[Dataset entries]
>> START
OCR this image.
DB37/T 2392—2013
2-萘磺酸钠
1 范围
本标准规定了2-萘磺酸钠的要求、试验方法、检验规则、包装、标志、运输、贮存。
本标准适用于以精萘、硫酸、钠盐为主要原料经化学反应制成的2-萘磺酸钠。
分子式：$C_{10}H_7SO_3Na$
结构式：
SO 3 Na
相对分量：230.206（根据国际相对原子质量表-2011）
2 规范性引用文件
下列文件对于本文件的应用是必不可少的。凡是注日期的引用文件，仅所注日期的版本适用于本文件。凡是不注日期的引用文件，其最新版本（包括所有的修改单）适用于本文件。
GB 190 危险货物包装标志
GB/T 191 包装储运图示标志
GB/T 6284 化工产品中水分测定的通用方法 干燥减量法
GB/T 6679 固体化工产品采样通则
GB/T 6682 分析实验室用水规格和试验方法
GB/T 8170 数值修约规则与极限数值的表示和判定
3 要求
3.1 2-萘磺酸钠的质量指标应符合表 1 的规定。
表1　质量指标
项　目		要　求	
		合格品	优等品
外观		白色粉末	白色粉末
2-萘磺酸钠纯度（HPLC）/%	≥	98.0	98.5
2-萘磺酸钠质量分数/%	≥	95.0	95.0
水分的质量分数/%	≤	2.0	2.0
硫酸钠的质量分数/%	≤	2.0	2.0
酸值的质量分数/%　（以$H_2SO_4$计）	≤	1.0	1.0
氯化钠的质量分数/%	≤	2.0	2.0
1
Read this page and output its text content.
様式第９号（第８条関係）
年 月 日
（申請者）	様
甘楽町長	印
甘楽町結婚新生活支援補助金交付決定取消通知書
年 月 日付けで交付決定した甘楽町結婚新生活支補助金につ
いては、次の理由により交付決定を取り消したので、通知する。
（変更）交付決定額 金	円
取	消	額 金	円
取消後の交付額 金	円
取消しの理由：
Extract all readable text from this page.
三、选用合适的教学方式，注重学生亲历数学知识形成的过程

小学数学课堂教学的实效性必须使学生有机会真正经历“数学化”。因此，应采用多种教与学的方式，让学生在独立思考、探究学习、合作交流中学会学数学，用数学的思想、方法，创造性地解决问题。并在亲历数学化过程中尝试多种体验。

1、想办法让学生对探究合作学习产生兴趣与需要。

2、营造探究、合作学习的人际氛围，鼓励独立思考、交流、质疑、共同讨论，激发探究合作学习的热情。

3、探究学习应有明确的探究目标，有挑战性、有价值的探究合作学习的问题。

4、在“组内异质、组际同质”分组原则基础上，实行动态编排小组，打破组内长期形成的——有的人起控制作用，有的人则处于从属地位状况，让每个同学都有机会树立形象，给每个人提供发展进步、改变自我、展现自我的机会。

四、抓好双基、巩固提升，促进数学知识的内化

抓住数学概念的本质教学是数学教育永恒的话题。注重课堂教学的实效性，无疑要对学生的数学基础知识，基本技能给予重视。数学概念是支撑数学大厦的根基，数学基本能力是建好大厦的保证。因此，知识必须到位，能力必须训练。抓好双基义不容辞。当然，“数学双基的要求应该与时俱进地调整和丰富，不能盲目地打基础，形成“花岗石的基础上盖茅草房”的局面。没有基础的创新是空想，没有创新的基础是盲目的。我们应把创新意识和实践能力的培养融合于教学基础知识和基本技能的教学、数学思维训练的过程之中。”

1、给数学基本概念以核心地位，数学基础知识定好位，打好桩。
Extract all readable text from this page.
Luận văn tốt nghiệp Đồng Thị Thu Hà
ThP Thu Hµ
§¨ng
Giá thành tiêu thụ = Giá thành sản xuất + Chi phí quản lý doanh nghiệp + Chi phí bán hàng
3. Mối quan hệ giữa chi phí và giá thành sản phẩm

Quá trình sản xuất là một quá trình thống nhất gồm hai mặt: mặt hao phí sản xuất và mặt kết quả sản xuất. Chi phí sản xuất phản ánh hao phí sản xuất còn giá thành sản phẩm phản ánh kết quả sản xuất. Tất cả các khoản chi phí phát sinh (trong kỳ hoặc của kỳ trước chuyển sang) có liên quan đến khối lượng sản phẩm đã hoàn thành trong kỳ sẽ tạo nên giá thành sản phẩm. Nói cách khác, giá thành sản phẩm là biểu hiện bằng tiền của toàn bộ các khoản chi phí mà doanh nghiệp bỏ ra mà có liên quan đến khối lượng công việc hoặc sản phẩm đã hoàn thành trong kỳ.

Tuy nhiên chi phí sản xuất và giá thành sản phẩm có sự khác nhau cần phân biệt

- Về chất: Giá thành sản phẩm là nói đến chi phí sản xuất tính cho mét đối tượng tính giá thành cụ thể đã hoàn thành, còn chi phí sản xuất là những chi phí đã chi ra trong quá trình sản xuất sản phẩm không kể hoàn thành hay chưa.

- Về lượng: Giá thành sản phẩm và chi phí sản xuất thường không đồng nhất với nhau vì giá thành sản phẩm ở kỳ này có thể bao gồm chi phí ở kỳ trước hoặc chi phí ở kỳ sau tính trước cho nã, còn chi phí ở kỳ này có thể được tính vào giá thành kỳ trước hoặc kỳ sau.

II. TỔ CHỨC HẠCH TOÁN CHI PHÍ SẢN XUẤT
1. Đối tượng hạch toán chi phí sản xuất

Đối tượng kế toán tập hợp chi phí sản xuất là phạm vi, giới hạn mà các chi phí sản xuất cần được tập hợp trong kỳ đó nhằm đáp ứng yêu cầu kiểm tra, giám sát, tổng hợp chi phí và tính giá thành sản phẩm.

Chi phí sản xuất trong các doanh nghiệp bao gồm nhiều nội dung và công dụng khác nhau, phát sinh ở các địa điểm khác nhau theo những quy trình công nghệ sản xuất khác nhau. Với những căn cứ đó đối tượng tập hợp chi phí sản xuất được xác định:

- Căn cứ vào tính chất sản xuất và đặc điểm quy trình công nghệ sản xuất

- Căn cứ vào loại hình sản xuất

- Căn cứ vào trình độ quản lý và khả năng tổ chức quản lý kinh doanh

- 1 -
>> END
◆ **Stated goal**:
Write down only how many lines in the listing contain the word "quan".

◆ **Reply**:
2